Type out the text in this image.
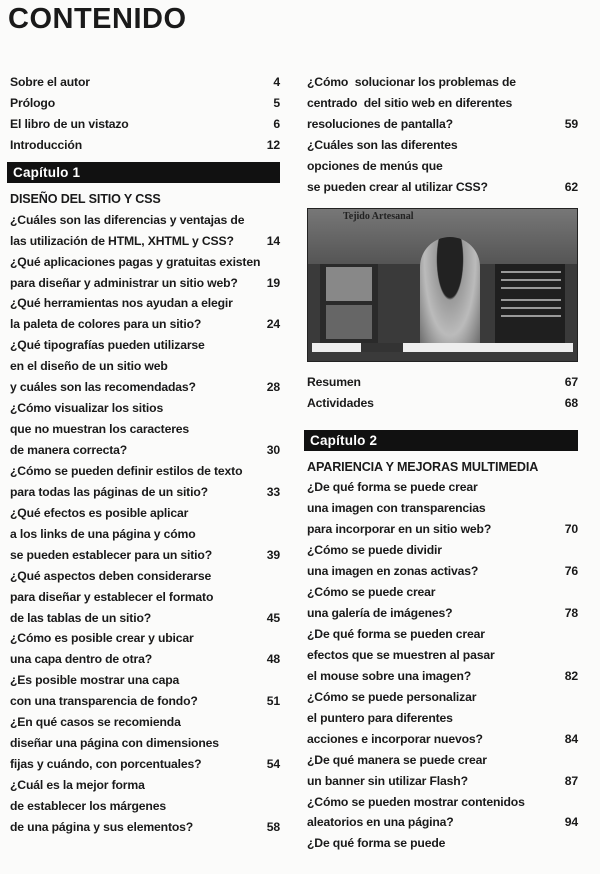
CONTENIDO
Sobre el autor	4
Prólogo	5
El libro de un vistazo	6
Introducción	12
Capítulo 1
DISEÑO DEL SITIO Y CSS
¿Cuáles son las diferencias y ventajas de
las utilización de HTML, XHTML y CSS?	14
¿Qué aplicaciones pagas y gratuitas existen
para diseñar y administrar un sitio web? 19
¿Qué herramientas nos ayudan a elegir
la paleta de colores para un sitio?	24
¿Qué tipografías pueden utilizarse
en el diseño de un sitio web
y cuáles son las recomendadas?	28
¿Cómo visualizar los sitios
que no muestran los caracteres
de manera correcta?	30
¿Cómo se pueden definir estilos de texto
para todas las páginas de un sitio?	33
¿Qué efectos es posible aplicar
a los links de una página y cómo
se pueden establecer para un sitio?	39
¿Qué aspectos deben considerarse
para diseñar y establecer el formato
de las tablas de un sitio?	45
¿Cómo es posible crear y ubicar
una capa dentro de otra?	48
¿Es posible mostrar una capa
con una transparencia de fondo?	51
¿En qué casos se recomienda
diseñar una página con dimensiones
fijas y cuándo, con porcentuales?	54
¿Cuál es la mejor forma
de establecer los márgenes
de una página y sus elementos?	58
¿Cómo  solucionar los problemas de
centrado  del sitio web en diferentes
resoluciones de pantalla?	59
¿Cuáles son las diferentes
opciones de menús que
se pueden crear al utilizar CSS?	62
Tejido Artesanal
Resumen	67
Actividades	68
Capítulo 2
APARIENCIA Y MEJORAS MULTIMEDIA
¿De qué forma se puede crear
una imagen con transparencias
para incorporar en un sitio web?	70
¿Cómo se puede dividir
una imagen en zonas activas?	76
¿Cómo se puede crear
una galería de imágenes?	78
¿De qué forma se pueden crear
efectos que se muestren al pasar
el mouse sobre una imagen?	82
¿Cómo se puede personalizar
el puntero para diferentes
acciones e incorporar nuevos?	84
¿De qué manera se puede crear
un banner sin utilizar Flash?	87
¿Cómo se pueden mostrar contenidos
aleatorios en una página?	94
¿De qué forma se puede
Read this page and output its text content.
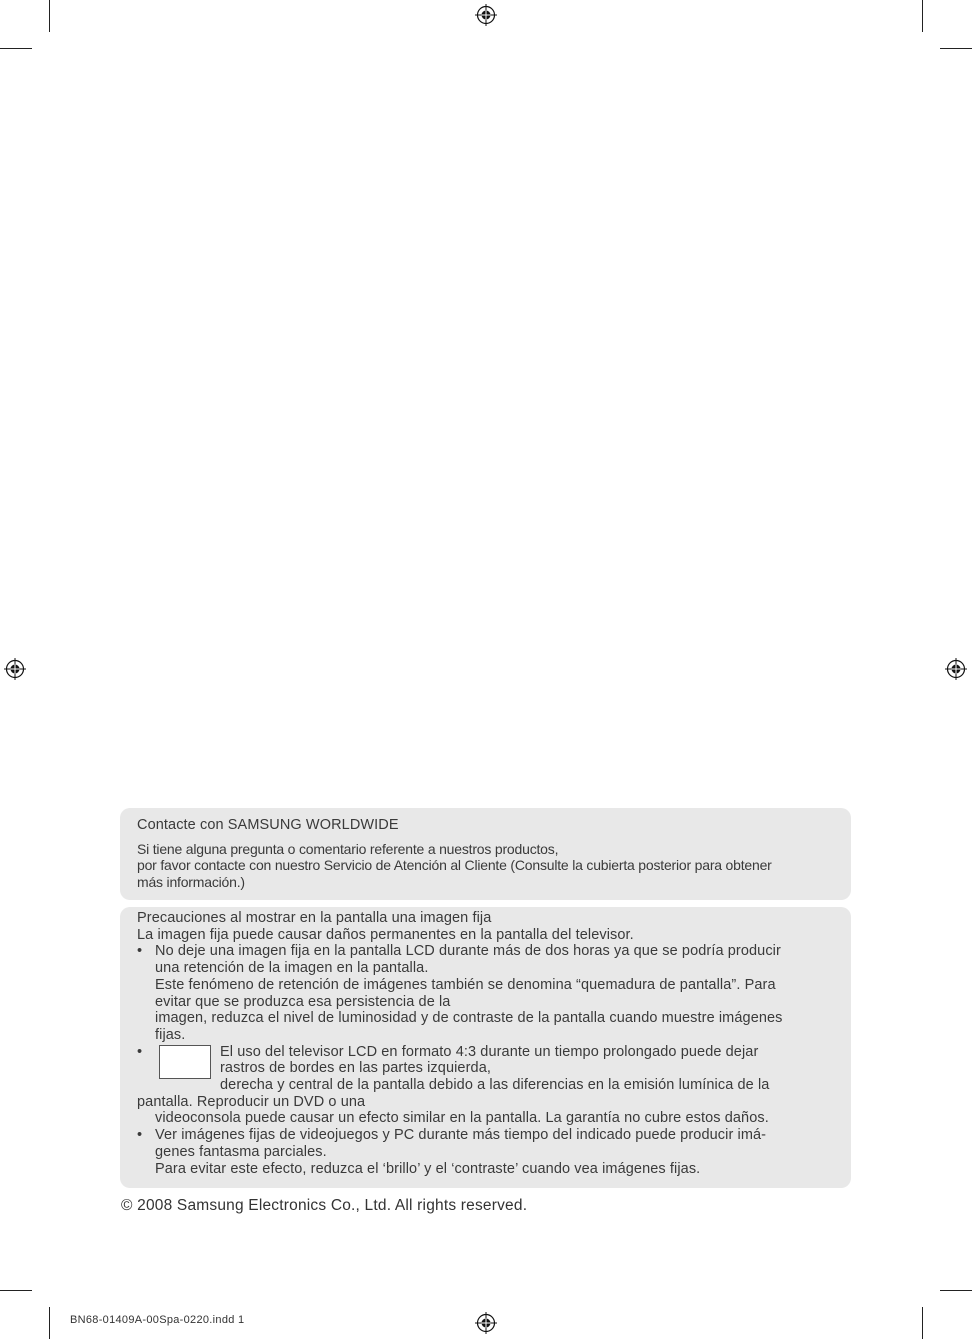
Contacte con SAMSUNG WORLDWIDE
Si tiene alguna pregunta o comentario referente a nuestros productos,
por favor contacte con nuestro Servicio de Atención al Cliente (Consulte la cubierta posterior para obtener
más información.)
Precauciones al mostrar en la pantalla una imagen fija
La imagen fija puede causar daños permanentes en la pantalla del televisor.
• No deje una imagen fija en la pantalla LCD durante más de dos horas ya que se podría producir
una retención de la imagen en la pantalla.
Este fenómeno de retención de imágenes también se denomina “quemadura de pantalla”. Para
evitar que se produzca esa persistencia de la
imagen, reduzca el nivel de luminosidad y de contraste de la pantalla cuando muestre imágenes
fijas.
•	El uso del televisor LCD en formato 4:3 durante un tiempo prolongado puede dejar
rastros de bordes en las partes izquierda,
derecha y central de la pantalla debido a las diferencias en la emisión lumínica de la
pantalla. Reproducir un DVD o una
videoconsola puede causar un efecto similar en la pantalla. La garantía no cubre estos daños.
• Ver imágenes fijas de videojuegos y PC durante más tiempo del indicado puede producir imá-
genes fantasma parciales.
Para evitar este efecto, reduzca el ‘brillo’ y el ‘contraste’ cuando vea imágenes fijas.
© 2008 Samsung Electronics Co., Ltd. All rights reserved.
BN68-01409A-00Spa-0220.indd 1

Action item:
Your answer must be a copy of every line in the data above that holds the string "crear".

Solved problem:
¿Cómo es posible crear y ubicar
se pueden crear al utilizar CSS?	62
¿De qué forma se puede crear
¿Cómo se puede crear
¿De qué forma se pueden crear
¿De qué manera se puede crear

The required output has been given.